### Work to do
Return all entries word for word, but drop any images.
------------------------------------------------------------------------
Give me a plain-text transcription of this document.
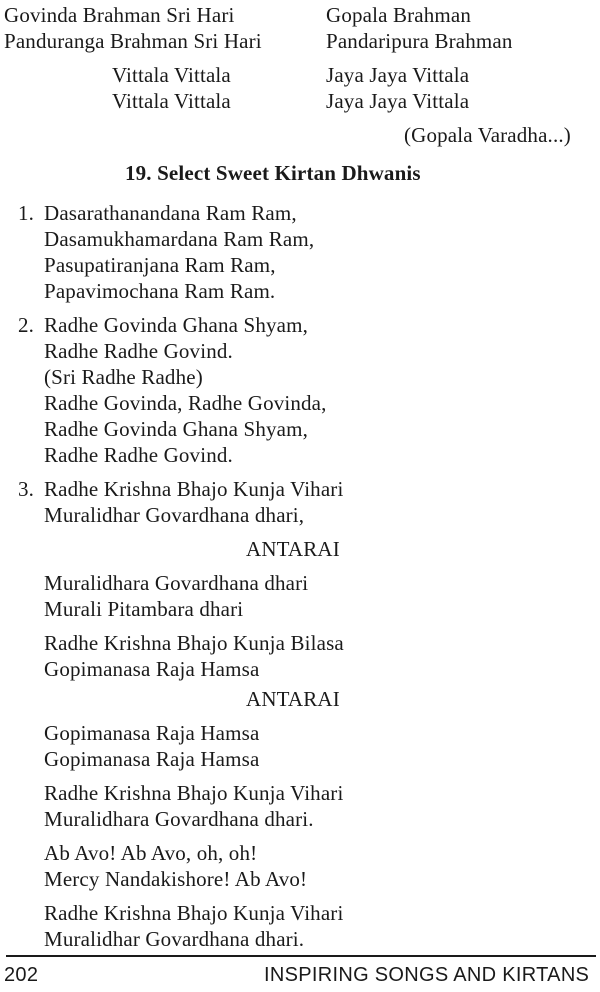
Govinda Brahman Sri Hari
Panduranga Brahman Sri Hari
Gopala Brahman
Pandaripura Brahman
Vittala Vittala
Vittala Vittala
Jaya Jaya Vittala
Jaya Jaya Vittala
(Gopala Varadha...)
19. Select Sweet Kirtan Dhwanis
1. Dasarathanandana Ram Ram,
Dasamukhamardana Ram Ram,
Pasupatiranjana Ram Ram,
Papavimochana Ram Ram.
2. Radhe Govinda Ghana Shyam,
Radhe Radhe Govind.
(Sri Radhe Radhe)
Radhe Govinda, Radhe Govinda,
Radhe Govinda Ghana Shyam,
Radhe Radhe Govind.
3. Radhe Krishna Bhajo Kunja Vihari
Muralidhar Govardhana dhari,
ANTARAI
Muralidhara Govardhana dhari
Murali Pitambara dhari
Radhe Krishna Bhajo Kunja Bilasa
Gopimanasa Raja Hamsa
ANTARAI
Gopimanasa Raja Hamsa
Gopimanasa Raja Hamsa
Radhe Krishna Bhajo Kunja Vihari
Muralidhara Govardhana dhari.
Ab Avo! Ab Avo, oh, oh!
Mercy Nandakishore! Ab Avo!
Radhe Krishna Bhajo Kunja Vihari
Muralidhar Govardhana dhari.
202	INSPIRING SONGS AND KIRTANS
------------------------------------------------------------------------
### Finished exercise
Give me a plain-text transcription of this document.
Govinda Brahman Sri Hari
Panduranga Brahman Sri Hari
Gopala Brahman
Pandaripura Brahman
Vittala Vittala
Vittala Vittala
Jaya Jaya Vittala
Jaya Jaya Vittala
(Gopala Varadha...)
19. Select Sweet Kirtan Dhwanis
1. Dasarathanandana Ram Ram,
Dasamukhamardana Ram Ram,
Pasupatiranjana Ram Ram,
Papavimochana Ram Ram.
2. Radhe Govinda Ghana Shyam,
Radhe Radhe Govind.
(Sri Radhe Radhe)
Radhe Govinda, Radhe Govinda,
Radhe Govinda Ghana Shyam,
Radhe Radhe Govind.
3. Radhe Krishna Bhajo Kunja Vihari
Muralidhar Govardhana dhari,
ANTARAI
Muralidhara Govardhana dhari
Murali Pitambara dhari
Radhe Krishna Bhajo Kunja Bilasa
Gopimanasa Raja Hamsa
ANTARAI
Gopimanasa Raja Hamsa
Gopimanasa Raja Hamsa
Radhe Krishna Bhajo Kunja Vihari
Muralidhara Govardhana dhari.
Ab Avo! Ab Avo, oh, oh!
Mercy Nandakishore! Ab Avo!
Radhe Krishna Bhajo Kunja Vihari
Muralidhar Govardhana dhari.
202	INSPIRING SONGS AND KIRTANS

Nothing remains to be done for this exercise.